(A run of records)

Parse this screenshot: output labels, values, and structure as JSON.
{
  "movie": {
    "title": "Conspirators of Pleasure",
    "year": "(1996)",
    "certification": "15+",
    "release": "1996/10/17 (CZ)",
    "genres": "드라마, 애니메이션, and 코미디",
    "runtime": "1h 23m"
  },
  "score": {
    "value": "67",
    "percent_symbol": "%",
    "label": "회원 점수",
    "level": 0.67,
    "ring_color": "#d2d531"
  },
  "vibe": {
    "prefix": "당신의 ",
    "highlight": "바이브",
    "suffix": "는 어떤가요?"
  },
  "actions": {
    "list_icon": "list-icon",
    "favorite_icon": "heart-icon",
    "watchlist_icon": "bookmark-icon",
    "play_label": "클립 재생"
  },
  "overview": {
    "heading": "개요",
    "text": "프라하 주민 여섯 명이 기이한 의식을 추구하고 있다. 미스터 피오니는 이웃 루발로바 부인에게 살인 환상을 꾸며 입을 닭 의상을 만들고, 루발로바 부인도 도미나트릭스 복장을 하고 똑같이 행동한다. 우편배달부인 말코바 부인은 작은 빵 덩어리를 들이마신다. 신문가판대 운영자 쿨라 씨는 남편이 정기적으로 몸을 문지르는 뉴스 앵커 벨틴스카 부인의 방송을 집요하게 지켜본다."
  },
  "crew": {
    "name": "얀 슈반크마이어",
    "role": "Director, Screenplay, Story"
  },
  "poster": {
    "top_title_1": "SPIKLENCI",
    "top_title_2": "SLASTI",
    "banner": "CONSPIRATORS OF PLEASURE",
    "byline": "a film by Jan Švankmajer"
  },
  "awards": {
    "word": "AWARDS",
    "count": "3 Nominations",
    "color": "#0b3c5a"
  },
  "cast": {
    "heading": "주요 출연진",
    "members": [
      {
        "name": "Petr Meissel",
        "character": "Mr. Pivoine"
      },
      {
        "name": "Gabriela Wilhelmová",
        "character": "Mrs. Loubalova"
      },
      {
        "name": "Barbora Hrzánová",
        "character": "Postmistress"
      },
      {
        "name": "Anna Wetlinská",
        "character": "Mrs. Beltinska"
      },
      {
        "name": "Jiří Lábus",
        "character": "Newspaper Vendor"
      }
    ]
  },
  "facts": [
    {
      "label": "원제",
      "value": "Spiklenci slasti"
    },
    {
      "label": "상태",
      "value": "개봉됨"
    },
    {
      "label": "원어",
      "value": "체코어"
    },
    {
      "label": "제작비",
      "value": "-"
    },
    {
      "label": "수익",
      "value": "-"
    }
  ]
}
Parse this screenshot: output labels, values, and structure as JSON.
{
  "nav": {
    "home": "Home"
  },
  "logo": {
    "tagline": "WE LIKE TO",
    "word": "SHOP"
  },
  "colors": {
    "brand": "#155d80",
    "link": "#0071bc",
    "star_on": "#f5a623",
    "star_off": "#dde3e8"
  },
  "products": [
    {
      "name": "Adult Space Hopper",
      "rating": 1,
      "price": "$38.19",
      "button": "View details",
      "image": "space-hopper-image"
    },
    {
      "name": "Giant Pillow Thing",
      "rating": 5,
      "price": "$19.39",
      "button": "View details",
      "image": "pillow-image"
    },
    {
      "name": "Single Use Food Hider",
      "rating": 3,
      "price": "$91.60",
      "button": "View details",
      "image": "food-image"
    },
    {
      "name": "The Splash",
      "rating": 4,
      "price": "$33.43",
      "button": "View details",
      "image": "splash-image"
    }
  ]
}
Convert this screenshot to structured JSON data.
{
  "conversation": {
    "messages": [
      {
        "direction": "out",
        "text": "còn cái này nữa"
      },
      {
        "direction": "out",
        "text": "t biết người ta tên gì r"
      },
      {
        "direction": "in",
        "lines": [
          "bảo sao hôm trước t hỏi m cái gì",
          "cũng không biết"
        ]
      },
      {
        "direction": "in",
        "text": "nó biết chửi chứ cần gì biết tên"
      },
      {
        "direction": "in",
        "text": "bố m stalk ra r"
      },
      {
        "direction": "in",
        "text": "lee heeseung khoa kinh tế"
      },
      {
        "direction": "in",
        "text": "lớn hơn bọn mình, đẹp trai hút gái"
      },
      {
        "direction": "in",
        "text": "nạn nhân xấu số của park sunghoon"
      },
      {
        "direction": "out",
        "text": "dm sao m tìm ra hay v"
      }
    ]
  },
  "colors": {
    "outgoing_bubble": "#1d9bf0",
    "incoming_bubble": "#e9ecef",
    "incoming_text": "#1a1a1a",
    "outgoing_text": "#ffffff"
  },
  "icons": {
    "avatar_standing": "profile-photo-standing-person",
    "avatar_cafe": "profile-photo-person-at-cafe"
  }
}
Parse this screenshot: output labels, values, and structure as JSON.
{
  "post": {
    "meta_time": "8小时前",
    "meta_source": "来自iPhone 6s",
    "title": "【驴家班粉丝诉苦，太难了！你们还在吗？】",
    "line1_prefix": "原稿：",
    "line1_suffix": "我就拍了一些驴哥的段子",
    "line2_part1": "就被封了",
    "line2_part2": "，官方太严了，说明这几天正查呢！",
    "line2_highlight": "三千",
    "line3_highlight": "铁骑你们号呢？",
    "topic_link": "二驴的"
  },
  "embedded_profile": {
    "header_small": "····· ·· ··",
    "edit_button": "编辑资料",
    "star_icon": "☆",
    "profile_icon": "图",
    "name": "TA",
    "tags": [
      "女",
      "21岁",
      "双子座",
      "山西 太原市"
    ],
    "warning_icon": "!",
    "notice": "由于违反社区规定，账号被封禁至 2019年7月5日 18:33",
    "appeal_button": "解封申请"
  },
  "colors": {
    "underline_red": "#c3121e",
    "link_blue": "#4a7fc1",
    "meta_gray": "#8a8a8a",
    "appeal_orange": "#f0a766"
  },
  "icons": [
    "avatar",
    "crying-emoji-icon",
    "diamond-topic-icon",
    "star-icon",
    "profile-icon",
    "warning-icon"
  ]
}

AIM: Your task is to reproduce the whole listing exactly.

THE OUTPUT:
Parse this screenshot: output labels, values, and structure as JSON.
{
  "movie": {
    "title": "Conspirators of Pleasure",
    "year": "(1996)",
    "certification": "15+",
    "release": "1996/10/17 (CZ)",
    "genres": "드라마, 애니메이션, and 코미디",
    "runtime": "1h 23m"
  },
  "score": {
    "value": "67",
    "percent_symbol": "%",
    "label": "회원 점수",
    "level": 0.67,
    "ring_color": "#d2d531"
  },
  "vibe": {
    "prefix": "당신의 ",
    "highlight": "바이브",
    "suffix": "는 어떤가요?"
  },
  "actions": {
    "list_icon": "list-icon",
    "favorite_icon": "heart-icon",
    "watchlist_icon": "bookmark-icon",
    "play_label": "클립 재생"
  },
  "overview": {
    "heading": "개요",
    "text": "프라하 주민 여섯 명이 기이한 의식을 추구하고 있다. 미스터 피오니는 이웃 루발로바 부인에게 살인 환상을 꾸며 입을 닭 의상을 만들고, 루발로바 부인도 도미나트릭스 복장을 하고 똑같이 행동한다. 우편배달부인 말코바 부인은 작은 빵 덩어리를 들이마신다. 신문가판대 운영자 쿨라 씨는 남편이 정기적으로 몸을 문지르는 뉴스 앵커 벨틴스카 부인의 방송을 집요하게 지켜본다."
  },
  "crew": {
    "name": "얀 슈반크마이어",
    "role": "Director, Screenplay, Story"
  },
  "poster": {
    "top_title_1": "SPIKLENCI",
    "top_title_2": "SLASTI",
    "banner": "CONSPIRATORS OF PLEASURE",
    "byline": "a film by Jan Švankmajer"
  },
  "awards": {
    "word": "AWARDS",
    "count": "3 Nominations",
    "color": "#0b3c5a"
  },
  "cast": {
    "heading": "주요 출연진",
    "members": [
      {
        "name": "Petr Meissel",
        "character": "Mr. Pivoine"
      },
      {
        "name": "Gabriela Wilhelmová",
        "character": "Mrs. Loubalova"
      },
      {
        "name": "Barbora Hrzánová",
        "character": "Postmistress"
      },
      {
        "name": "Anna Wetlinská",
        "character": "Mrs. Beltinska"
      },
      {
        "name": "Jiří Lábus",
        "character": "Newspaper Vendor"
      }
    ]
  },
  "facts": [
    {
      "label": "원제",
      "value": "Spiklenci slasti"
    },
    {
      "label": "상태",
      "value": "개봉됨"
    },
    {
      "label": "원어",
      "value": "체코어"
    },
    {
      "label": "제작비",
      "value": "-"
    },
    {
      "label": "수익",
      "value": "-"
    }
  ]
}
Parse this screenshot: output labels, values, and structure as JSON.
{
  "nav": {
    "home": "Home"
  },
  "logo": {
    "tagline": "WE LIKE TO",
    "word": "SHOP"
  },
  "colors": {
    "brand": "#155d80",
    "link": "#0071bc",
    "star_on": "#f5a623",
    "star_off": "#dde3e8"
  },
  "products": [
    {
      "name": "Adult Space Hopper",
      "rating": 1,
      "price": "$38.19",
      "button": "View details",
      "image": "space-hopper-image"
    },
    {
      "name": "Giant Pillow Thing",
      "rating": 5,
      "price": "$19.39",
      "button": "View details",
      "image": "pillow-image"
    },
    {
      "name": "Single Use Food Hider",
      "rating": 3,
      "price": "$91.60",
      "button": "View details",
      "image": "food-image"
    },
    {
      "name": "The Splash",
      "rating": 4,
      "price": "$33.43",
      "button": "View details",
      "image": "splash-image"
    }
  ]
}
Convert this screenshot to structured JSON data.
{
  "conversation": {
    "messages": [
      {
        "direction": "out",
        "text": "còn cái này nữa"
      },
      {
        "direction": "out",
        "text": "t biết người ta tên gì r"
      },
      {
        "direction": "in",
        "lines": [
          "bảo sao hôm trước t hỏi m cái gì",
          "cũng không biết"
        ]
      },
      {
        "direction": "in",
        "text": "nó biết chửi chứ cần gì biết tên"
      },
      {
        "direction": "in",
        "text": "bố m stalk ra r"
      },
      {
        "direction": "in",
        "text": "lee heeseung khoa kinh tế"
      },
      {
        "direction": "in",
        "text": "lớn hơn bọn mình, đẹp trai hút gái"
      },
      {
        "direction": "in",
        "text": "nạn nhân xấu số của park sunghoon"
      },
      {
        "direction": "out",
        "text": "dm sao m tìm ra hay v"
      }
    ]
  },
  "colors": {
    "outgoing_bubble": "#1d9bf0",
    "incoming_bubble": "#e9ecef",
    "incoming_text": "#1a1a1a",
    "outgoing_text": "#ffffff"
  },
  "icons": {
    "avatar_standing": "profile-photo-standing-person",
    "avatar_cafe": "profile-photo-person-at-cafe"
  }
}
Parse this screenshot: output labels, values, and structure as JSON.
{
  "post": {
    "meta_time": "8小时前",
    "meta_source": "来自iPhone 6s",
    "title": "【驴家班粉丝诉苦，太难了！你们还在吗？】",
    "line1_prefix": "原稿：",
    "line1_suffix": "我就拍了一些驴哥的段子",
    "line2_part1": "就被封了",
    "line2_part2": "，官方太严了，说明这几天正查呢！",
    "line2_highlight": "三千",
    "line3_highlight": "铁骑你们号呢？",
    "topic_link": "二驴的"
  },
  "embedded_profile": {
    "header_small": "····· ·· ··",
    "edit_button": "编辑资料",
    "star_icon": "☆",
    "profile_icon": "图",
    "name": "TA",
    "tags": [
      "女",
      "21岁",
      "双子座",
      "山西 太原市"
    ],
    "warning_icon": "!",
    "notice": "由于违反社区规定，账号被封禁至 2019年7月5日 18:33",
    "appeal_button": "解封申请"
  },
  "colors": {
    "underline_red": "#c3121e",
    "link_blue": "#4a7fc1",
    "meta_gray": "#8a8a8a",
    "appeal_orange": "#f0a766"
  },
  "icons": [
    "avatar",
    "crying-emoji-icon",
    "diamond-topic-icon",
    "star-icon",
    "profile-icon",
    "warning-icon"
  ]
}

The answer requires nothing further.